___ Data

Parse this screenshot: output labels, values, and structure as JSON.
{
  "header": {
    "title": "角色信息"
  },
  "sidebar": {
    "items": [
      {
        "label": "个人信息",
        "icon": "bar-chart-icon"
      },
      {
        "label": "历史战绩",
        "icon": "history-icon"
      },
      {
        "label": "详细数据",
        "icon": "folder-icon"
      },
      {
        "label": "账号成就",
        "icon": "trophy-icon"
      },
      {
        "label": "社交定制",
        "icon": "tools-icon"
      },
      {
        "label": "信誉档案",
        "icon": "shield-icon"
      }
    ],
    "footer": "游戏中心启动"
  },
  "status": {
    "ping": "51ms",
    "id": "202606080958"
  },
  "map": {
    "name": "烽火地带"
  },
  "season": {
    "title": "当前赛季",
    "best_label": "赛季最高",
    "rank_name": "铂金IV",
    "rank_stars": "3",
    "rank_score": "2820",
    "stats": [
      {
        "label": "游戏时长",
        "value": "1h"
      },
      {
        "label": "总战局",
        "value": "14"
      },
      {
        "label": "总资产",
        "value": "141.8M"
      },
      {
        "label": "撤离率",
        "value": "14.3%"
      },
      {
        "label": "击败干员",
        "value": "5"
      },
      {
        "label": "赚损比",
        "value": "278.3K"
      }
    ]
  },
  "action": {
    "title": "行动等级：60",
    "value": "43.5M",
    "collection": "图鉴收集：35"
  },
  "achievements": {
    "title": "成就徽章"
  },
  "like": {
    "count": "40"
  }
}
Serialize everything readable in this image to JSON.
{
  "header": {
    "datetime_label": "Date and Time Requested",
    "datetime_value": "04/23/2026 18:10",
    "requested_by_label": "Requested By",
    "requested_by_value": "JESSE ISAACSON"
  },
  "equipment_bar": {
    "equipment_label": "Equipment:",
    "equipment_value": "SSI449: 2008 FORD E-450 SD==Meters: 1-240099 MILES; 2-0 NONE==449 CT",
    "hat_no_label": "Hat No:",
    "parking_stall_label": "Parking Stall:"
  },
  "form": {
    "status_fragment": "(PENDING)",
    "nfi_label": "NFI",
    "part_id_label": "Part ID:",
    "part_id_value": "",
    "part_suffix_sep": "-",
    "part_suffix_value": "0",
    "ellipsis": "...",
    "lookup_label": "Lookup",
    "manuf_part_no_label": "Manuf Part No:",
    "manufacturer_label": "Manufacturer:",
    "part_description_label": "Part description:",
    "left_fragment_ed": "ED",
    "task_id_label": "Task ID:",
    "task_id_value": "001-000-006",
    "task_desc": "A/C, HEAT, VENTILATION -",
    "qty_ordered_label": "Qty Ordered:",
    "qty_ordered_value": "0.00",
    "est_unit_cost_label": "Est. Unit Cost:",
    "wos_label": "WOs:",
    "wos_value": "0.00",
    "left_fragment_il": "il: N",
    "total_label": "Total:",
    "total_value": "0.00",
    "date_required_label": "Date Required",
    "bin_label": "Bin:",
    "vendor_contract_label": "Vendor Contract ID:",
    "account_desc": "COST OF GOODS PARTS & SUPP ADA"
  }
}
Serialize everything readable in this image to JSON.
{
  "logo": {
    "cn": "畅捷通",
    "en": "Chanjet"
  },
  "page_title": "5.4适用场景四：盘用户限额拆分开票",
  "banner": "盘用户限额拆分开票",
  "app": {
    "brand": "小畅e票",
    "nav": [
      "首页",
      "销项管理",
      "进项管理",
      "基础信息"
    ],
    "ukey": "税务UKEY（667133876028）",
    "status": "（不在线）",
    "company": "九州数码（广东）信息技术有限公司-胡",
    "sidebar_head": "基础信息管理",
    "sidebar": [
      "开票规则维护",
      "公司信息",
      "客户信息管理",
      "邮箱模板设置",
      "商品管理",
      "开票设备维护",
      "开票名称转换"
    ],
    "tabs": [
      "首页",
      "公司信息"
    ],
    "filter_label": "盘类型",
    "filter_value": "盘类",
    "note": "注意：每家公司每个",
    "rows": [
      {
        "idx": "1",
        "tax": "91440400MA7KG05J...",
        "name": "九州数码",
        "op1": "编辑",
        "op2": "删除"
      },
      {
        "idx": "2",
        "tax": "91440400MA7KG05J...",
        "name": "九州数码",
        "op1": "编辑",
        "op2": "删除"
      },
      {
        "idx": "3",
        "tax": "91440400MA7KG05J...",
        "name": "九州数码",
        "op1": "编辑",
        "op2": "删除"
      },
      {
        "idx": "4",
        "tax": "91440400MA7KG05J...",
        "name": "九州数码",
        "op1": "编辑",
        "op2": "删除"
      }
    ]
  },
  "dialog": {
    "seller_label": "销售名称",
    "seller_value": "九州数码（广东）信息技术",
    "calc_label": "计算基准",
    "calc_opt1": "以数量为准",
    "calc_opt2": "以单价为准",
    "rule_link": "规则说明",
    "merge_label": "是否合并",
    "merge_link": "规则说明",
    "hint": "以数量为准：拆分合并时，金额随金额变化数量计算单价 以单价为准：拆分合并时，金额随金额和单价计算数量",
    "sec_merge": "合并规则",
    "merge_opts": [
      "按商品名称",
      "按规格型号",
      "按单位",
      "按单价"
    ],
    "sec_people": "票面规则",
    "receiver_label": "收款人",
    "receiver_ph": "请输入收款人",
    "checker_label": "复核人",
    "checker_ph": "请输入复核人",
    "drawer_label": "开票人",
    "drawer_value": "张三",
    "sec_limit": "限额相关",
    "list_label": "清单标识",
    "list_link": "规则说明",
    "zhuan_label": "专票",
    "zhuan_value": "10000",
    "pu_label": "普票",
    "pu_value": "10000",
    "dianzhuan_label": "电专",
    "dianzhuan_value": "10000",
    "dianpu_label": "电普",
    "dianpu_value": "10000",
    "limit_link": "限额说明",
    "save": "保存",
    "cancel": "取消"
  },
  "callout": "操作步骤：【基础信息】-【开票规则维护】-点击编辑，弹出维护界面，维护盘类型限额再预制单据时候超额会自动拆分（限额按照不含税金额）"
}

______

(Task goal) Take the entries above and transcribe them in full.

(Result below)
Parse this screenshot: output labels, values, and structure as JSON.
{
  "header": {
    "title": "角色信息"
  },
  "sidebar": {
    "items": [
      {
        "label": "个人信息",
        "icon": "bar-chart-icon"
      },
      {
        "label": "历史战绩",
        "icon": "history-icon"
      },
      {
        "label": "详细数据",
        "icon": "folder-icon"
      },
      {
        "label": "账号成就",
        "icon": "trophy-icon"
      },
      {
        "label": "社交定制",
        "icon": "tools-icon"
      },
      {
        "label": "信誉档案",
        "icon": "shield-icon"
      }
    ],
    "footer": "游戏中心启动"
  },
  "status": {
    "ping": "51ms",
    "id": "202606080958"
  },
  "map": {
    "name": "烽火地带"
  },
  "season": {
    "title": "当前赛季",
    "best_label": "赛季最高",
    "rank_name": "铂金IV",
    "rank_stars": "3",
    "rank_score": "2820",
    "stats": [
      {
        "label": "游戏时长",
        "value": "1h"
      },
      {
        "label": "总战局",
        "value": "14"
      },
      {
        "label": "总资产",
        "value": "141.8M"
      },
      {
        "label": "撤离率",
        "value": "14.3%"
      },
      {
        "label": "击败干员",
        "value": "5"
      },
      {
        "label": "赚损比",
        "value": "278.3K"
      }
    ]
  },
  "action": {
    "title": "行动等级：60",
    "value": "43.5M",
    "collection": "图鉴收集：35"
  },
  "achievements": {
    "title": "成就徽章"
  },
  "like": {
    "count": "40"
  }
}
Serialize everything readable in this image to JSON.
{
  "header": {
    "datetime_label": "Date and Time Requested",
    "datetime_value": "04/23/2026 18:10",
    "requested_by_label": "Requested By",
    "requested_by_value": "JESSE ISAACSON"
  },
  "equipment_bar": {
    "equipment_label": "Equipment:",
    "equipment_value": "SSI449: 2008 FORD E-450 SD==Meters: 1-240099 MILES; 2-0 NONE==449 CT",
    "hat_no_label": "Hat No:",
    "parking_stall_label": "Parking Stall:"
  },
  "form": {
    "status_fragment": "(PENDING)",
    "nfi_label": "NFI",
    "part_id_label": "Part ID:",
    "part_id_value": "",
    "part_suffix_sep": "-",
    "part_suffix_value": "0",
    "ellipsis": "...",
    "lookup_label": "Lookup",
    "manuf_part_no_label": "Manuf Part No:",
    "manufacturer_label": "Manufacturer:",
    "part_description_label": "Part description:",
    "left_fragment_ed": "ED",
    "task_id_label": "Task ID:",
    "task_id_value": "001-000-006",
    "task_desc": "A/C, HEAT, VENTILATION -",
    "qty_ordered_label": "Qty Ordered:",
    "qty_ordered_value": "0.00",
    "est_unit_cost_label": "Est. Unit Cost:",
    "wos_label": "WOs:",
    "wos_value": "0.00",
    "left_fragment_il": "il: N",
    "total_label": "Total:",
    "total_value": "0.00",
    "date_required_label": "Date Required",
    "bin_label": "Bin:",
    "vendor_contract_label": "Vendor Contract ID:",
    "account_desc": "COST OF GOODS PARTS & SUPP ADA"
  }
}
Serialize everything readable in this image to JSON.
{
  "logo": {
    "cn": "畅捷通",
    "en": "Chanjet"
  },
  "page_title": "5.4适用场景四：盘用户限额拆分开票",
  "banner": "盘用户限额拆分开票",
  "app": {
    "brand": "小畅e票",
    "nav": [
      "首页",
      "销项管理",
      "进项管理",
      "基础信息"
    ],
    "ukey": "税务UKEY（667133876028）",
    "status": "（不在线）",
    "company": "九州数码（广东）信息技术有限公司-胡",
    "sidebar_head": "基础信息管理",
    "sidebar": [
      "开票规则维护",
      "公司信息",
      "客户信息管理",
      "邮箱模板设置",
      "商品管理",
      "开票设备维护",
      "开票名称转换"
    ],
    "tabs": [
      "首页",
      "公司信息"
    ],
    "filter_label": "盘类型",
    "filter_value": "盘类",
    "note": "注意：每家公司每个",
    "rows": [
      {
        "idx": "1",
        "tax": "91440400MA7KG05J...",
        "name": "九州数码",
        "op1": "编辑",
        "op2": "删除"
      },
      {
        "idx": "2",
        "tax": "91440400MA7KG05J...",
        "name": "九州数码",
        "op1": "编辑",
        "op2": "删除"
      },
      {
        "idx": "3",
        "tax": "91440400MA7KG05J...",
        "name": "九州数码",
        "op1": "编辑",
        "op2": "删除"
      },
      {
        "idx": "4",
        "tax": "91440400MA7KG05J...",
        "name": "九州数码",
        "op1": "编辑",
        "op2": "删除"
      }
    ]
  },
  "dialog": {
    "seller_label": "销售名称",
    "seller_value": "九州数码（广东）信息技术",
    "calc_label": "计算基准",
    "calc_opt1": "以数量为准",
    "calc_opt2": "以单价为准",
    "rule_link": "规则说明",
    "merge_label": "是否合并",
    "merge_link": "规则说明",
    "hint": "以数量为准：拆分合并时，金额随金额变化数量计算单价 以单价为准：拆分合并时，金额随金额和单价计算数量",
    "sec_merge": "合并规则",
    "merge_opts": [
      "按商品名称",
      "按规格型号",
      "按单位",
      "按单价"
    ],
    "sec_people": "票面规则",
    "receiver_label": "收款人",
    "receiver_ph": "请输入收款人",
    "checker_label": "复核人",
    "checker_ph": "请输入复核人",
    "drawer_label": "开票人",
    "drawer_value": "张三",
    "sec_limit": "限额相关",
    "list_label": "清单标识",
    "list_link": "规则说明",
    "zhuan_label": "专票",
    "zhuan_value": "10000",
    "pu_label": "普票",
    "pu_value": "10000",
    "dianzhuan_label": "电专",
    "dianzhuan_value": "10000",
    "dianpu_label": "电普",
    "dianpu_value": "10000",
    "limit_link": "限额说明",
    "save": "保存",
    "cancel": "取消"
  },
  "callout": "操作步骤：【基础信息】-【开票规则维护】-点击编辑，弹出维护界面，维护盘类型限额再预制单据时候超额会自动拆分（限额按照不含税金额）"
}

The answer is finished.